- **TASK MATERIAL**
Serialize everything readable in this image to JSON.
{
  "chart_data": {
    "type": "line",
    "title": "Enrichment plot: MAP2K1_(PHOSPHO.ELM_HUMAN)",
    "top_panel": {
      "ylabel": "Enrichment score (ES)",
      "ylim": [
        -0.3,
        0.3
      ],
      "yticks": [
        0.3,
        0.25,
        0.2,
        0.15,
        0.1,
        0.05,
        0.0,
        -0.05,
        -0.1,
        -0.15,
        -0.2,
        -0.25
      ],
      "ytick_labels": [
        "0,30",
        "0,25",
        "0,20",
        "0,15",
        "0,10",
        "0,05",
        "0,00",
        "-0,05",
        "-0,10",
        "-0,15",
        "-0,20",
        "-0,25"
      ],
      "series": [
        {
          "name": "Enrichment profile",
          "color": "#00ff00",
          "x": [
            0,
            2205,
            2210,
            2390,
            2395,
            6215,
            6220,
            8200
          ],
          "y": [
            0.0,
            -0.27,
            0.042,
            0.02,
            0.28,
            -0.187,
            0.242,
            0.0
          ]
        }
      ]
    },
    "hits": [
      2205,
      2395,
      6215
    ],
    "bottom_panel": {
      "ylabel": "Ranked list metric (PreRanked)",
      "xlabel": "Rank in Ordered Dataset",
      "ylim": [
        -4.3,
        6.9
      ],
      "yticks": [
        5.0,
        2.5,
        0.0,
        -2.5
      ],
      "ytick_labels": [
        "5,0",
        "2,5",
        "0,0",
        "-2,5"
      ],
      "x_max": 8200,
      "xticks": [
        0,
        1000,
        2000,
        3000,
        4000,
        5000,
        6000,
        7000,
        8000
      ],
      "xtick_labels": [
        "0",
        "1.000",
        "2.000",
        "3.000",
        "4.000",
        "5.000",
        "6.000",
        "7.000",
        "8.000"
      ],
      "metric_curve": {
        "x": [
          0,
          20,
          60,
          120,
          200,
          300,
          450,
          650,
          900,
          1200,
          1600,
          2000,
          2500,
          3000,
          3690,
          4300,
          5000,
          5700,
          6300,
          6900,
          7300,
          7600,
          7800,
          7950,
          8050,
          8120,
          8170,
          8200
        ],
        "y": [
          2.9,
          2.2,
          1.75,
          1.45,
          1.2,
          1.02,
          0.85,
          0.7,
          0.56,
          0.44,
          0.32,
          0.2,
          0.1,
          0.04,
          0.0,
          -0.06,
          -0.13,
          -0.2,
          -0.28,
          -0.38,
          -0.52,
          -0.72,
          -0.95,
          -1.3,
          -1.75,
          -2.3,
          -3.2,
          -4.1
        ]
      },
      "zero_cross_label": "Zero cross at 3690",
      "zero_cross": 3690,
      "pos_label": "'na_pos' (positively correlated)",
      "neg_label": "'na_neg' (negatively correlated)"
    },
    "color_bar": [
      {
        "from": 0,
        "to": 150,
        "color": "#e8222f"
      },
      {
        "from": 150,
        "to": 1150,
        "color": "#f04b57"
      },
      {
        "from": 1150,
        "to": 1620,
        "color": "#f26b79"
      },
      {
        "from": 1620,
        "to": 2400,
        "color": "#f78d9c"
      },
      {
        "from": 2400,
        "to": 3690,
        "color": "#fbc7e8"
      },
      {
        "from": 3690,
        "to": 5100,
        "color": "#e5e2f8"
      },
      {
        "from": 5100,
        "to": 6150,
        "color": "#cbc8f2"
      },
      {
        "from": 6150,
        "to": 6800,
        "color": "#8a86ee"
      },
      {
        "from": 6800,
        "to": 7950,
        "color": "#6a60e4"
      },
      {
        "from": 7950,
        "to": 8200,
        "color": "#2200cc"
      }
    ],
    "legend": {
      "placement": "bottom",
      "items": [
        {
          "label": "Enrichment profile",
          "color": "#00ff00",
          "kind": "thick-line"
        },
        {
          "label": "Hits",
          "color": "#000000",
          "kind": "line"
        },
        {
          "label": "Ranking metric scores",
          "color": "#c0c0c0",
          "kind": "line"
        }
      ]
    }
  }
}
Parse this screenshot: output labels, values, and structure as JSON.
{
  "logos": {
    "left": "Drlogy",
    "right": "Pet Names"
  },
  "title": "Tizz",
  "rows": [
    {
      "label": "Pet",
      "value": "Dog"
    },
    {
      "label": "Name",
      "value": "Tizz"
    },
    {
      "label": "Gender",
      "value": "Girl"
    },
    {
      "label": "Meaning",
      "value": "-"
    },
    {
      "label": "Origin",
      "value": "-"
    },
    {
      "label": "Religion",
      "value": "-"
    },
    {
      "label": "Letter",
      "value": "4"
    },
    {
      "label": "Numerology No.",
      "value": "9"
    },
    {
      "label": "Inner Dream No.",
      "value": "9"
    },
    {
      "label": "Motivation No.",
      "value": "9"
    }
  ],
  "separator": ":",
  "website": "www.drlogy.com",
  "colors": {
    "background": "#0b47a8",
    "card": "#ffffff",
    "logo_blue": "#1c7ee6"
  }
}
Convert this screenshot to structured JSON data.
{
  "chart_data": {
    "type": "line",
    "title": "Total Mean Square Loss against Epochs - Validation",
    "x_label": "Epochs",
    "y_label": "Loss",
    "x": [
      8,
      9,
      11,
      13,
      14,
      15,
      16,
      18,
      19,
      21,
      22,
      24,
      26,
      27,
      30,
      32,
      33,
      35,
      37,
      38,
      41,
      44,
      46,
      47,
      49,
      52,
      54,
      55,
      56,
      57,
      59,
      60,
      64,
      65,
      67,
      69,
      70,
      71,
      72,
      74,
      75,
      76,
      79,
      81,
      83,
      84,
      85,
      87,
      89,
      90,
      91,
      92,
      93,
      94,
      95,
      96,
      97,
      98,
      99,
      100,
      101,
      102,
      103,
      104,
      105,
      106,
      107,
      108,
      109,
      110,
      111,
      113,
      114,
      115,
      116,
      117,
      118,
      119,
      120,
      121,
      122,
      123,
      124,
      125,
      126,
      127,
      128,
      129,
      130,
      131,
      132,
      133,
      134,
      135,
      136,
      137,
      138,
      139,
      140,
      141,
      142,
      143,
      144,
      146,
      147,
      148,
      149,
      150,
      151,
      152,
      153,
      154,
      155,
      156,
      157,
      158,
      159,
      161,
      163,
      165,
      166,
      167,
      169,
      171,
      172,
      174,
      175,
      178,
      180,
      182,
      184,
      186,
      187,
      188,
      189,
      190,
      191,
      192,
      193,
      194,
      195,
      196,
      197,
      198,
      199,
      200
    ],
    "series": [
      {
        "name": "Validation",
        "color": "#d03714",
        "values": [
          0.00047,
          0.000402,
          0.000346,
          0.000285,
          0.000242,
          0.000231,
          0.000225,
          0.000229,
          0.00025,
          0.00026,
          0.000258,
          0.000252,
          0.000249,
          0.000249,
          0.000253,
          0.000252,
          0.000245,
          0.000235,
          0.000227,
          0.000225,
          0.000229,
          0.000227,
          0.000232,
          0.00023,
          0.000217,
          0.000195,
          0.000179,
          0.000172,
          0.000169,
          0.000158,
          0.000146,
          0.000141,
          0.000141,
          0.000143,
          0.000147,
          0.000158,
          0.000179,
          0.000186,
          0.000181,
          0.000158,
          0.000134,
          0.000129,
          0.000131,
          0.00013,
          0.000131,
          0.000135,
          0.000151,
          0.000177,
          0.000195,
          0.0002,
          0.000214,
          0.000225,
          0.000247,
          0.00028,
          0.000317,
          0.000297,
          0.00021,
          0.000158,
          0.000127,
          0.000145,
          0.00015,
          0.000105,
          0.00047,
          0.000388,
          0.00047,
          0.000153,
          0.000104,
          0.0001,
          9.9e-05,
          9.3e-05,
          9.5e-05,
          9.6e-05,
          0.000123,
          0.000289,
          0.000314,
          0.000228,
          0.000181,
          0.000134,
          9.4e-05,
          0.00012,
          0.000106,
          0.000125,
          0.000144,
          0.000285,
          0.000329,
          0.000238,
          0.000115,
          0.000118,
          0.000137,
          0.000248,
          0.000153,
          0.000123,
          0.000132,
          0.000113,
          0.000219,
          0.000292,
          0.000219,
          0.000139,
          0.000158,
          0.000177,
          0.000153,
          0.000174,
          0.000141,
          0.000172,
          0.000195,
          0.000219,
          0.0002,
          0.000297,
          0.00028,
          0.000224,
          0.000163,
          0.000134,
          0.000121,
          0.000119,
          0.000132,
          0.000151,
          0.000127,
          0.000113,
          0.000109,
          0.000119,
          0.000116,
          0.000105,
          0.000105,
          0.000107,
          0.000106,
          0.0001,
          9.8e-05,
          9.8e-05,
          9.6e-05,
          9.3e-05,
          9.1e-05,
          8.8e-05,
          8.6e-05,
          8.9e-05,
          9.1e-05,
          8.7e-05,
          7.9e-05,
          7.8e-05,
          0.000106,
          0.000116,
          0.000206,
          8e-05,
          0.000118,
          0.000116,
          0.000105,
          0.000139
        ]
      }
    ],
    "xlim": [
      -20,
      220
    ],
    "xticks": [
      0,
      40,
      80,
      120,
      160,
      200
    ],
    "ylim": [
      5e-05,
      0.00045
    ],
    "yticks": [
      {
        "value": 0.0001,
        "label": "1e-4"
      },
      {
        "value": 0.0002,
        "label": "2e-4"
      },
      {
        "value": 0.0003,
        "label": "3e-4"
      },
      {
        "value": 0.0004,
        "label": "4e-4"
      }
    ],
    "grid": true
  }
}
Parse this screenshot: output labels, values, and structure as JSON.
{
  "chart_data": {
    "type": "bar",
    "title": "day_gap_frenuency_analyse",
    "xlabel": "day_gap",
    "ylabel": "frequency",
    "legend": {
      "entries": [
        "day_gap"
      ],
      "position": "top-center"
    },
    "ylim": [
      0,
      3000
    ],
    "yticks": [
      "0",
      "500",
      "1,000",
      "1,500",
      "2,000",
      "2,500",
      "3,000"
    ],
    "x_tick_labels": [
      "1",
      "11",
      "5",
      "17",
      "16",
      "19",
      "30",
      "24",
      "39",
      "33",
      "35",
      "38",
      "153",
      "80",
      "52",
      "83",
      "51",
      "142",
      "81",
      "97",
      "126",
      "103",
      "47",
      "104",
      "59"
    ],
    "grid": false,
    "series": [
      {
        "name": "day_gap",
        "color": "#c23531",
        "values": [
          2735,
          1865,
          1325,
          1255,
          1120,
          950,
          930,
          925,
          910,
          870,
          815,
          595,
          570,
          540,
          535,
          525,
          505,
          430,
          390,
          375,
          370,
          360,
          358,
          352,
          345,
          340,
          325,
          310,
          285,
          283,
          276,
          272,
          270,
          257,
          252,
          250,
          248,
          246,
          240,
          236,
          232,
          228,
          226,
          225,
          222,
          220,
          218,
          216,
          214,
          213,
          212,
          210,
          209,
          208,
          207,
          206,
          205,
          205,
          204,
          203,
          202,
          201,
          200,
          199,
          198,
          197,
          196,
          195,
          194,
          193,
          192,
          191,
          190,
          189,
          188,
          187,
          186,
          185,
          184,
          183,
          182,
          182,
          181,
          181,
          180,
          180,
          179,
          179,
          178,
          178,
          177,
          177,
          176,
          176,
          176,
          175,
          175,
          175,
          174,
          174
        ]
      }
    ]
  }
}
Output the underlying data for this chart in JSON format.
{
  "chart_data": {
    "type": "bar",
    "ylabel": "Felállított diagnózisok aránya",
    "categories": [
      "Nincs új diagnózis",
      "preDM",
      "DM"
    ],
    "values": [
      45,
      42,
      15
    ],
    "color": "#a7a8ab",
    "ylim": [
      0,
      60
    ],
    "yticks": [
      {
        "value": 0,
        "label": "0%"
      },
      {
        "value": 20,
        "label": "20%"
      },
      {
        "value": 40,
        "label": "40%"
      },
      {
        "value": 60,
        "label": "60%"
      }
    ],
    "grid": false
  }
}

- **SET EXERCISE**
All lines in the data that contain the word "this" should be copied.

- **EXERCISE OUTPUT**
Serialize everything readable in this image to JSON.
Parse this screenshot: output labels, values, and structure as JSON.
Convert this screenshot to structured JSON data.
Parse this screenshot: output labels, values, and structure as JSON.
Output the underlying data for this chart in JSON format.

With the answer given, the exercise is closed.